● SHORT EXERCISE
Present each line of the entries below that holds the word "Camera".

● MATERIAL SHOWN
------------------------

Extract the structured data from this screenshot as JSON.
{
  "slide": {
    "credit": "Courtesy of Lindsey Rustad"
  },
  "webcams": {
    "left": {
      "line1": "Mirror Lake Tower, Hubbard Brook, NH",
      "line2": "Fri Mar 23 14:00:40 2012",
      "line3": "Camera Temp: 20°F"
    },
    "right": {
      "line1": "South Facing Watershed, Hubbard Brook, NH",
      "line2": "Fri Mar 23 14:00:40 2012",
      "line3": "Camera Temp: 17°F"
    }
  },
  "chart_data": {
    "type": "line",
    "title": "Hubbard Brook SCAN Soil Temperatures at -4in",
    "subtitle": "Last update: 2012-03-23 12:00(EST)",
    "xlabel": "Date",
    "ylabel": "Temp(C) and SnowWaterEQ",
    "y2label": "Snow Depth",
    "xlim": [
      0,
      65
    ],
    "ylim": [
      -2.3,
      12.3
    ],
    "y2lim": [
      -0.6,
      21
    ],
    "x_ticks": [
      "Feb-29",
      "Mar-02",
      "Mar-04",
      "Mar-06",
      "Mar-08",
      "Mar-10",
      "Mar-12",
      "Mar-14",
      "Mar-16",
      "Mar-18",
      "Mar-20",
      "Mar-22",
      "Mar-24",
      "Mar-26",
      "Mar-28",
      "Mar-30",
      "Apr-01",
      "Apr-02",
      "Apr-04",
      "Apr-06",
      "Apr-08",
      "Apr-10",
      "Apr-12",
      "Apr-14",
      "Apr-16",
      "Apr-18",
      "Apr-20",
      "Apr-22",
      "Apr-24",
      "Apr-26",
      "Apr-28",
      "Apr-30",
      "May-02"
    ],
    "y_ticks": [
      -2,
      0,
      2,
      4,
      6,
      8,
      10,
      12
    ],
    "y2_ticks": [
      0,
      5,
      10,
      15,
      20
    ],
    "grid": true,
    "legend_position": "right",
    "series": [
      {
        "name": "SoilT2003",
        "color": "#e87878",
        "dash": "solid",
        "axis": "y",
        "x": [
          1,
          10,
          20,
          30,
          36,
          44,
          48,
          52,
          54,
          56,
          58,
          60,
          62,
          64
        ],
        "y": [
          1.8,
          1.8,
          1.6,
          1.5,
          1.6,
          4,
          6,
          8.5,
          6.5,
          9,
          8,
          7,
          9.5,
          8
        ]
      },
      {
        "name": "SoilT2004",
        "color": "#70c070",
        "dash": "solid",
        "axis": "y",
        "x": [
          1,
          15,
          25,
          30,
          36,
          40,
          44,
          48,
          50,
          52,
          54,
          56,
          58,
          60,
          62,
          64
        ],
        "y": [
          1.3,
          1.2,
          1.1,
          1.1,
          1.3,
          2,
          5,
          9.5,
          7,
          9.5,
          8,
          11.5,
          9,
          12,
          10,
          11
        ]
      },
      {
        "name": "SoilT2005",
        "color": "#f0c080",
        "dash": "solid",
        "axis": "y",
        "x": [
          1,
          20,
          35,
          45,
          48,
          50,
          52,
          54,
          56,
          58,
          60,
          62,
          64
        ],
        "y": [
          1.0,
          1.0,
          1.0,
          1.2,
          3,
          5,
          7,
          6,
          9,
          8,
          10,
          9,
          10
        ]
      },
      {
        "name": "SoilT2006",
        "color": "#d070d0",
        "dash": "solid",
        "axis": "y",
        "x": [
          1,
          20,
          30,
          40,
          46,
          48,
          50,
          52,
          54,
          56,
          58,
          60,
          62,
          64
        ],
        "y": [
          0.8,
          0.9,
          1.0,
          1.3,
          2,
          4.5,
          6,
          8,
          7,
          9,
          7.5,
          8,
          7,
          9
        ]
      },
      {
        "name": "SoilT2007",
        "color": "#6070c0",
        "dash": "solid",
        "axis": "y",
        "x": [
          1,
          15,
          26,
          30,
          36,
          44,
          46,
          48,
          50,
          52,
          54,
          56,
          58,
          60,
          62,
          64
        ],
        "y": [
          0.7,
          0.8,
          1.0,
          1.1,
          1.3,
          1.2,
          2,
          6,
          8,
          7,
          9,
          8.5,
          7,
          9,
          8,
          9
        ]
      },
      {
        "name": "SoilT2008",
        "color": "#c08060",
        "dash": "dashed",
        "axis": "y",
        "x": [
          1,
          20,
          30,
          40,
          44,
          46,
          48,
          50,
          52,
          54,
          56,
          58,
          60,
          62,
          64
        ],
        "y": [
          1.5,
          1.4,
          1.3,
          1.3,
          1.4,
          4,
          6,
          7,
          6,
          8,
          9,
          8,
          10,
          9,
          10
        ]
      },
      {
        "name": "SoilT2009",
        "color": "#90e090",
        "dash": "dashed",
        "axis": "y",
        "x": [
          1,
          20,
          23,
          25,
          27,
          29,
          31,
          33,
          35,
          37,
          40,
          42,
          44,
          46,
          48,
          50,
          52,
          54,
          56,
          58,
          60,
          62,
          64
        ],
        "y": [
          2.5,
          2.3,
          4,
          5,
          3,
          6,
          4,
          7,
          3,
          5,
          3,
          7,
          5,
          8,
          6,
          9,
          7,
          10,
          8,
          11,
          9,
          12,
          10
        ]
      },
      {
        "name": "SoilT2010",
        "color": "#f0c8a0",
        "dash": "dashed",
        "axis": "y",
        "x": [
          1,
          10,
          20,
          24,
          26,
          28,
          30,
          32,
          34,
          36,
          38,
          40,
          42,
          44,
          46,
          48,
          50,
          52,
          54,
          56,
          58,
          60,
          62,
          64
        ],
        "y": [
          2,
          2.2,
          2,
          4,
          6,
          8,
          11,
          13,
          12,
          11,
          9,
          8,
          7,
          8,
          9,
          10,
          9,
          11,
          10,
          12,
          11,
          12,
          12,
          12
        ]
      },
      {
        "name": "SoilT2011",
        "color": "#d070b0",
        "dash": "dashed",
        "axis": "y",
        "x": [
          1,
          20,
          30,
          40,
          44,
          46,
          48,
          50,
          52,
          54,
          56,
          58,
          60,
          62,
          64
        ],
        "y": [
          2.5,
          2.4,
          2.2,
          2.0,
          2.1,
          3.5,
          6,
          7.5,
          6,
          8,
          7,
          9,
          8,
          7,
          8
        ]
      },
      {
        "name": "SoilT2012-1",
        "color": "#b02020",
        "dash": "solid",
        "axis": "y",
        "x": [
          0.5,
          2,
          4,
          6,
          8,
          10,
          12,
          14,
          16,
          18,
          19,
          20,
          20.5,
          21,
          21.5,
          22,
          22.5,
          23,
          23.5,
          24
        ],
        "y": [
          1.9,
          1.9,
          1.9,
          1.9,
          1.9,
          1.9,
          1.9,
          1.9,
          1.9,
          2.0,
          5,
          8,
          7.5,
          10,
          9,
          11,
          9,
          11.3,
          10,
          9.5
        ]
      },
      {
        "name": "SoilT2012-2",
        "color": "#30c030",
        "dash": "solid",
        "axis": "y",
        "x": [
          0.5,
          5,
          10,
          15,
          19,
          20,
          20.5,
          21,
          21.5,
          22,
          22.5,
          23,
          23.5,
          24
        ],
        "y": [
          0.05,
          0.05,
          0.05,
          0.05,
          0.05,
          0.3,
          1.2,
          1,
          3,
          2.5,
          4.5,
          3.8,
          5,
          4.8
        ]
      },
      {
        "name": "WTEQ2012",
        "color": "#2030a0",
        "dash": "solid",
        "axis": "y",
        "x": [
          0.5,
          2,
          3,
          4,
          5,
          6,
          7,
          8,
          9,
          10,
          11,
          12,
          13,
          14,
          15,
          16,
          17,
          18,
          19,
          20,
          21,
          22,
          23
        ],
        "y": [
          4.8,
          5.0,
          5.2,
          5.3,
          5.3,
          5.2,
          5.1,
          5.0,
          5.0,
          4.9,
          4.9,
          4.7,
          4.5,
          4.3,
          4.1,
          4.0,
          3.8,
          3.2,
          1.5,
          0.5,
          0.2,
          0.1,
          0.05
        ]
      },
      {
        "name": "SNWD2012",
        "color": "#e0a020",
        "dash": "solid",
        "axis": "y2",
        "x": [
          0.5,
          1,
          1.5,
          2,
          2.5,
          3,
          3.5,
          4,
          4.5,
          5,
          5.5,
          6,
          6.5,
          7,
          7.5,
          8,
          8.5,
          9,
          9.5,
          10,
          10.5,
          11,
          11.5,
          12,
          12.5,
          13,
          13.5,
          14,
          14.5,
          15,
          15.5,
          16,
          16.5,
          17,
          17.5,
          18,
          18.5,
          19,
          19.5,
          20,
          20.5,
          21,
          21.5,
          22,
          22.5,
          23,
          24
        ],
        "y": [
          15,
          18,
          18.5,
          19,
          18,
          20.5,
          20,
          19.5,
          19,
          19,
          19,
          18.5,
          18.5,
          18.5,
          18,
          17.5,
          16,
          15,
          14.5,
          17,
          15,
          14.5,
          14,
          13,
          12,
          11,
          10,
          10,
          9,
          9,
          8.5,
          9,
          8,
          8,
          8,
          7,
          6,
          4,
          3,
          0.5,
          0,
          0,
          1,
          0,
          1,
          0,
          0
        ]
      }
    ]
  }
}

------------------------

● COMPLETED EXERCISE
      "line3": "Camera Temp: 20°F"
      "line3": "Camera Temp: 17°F"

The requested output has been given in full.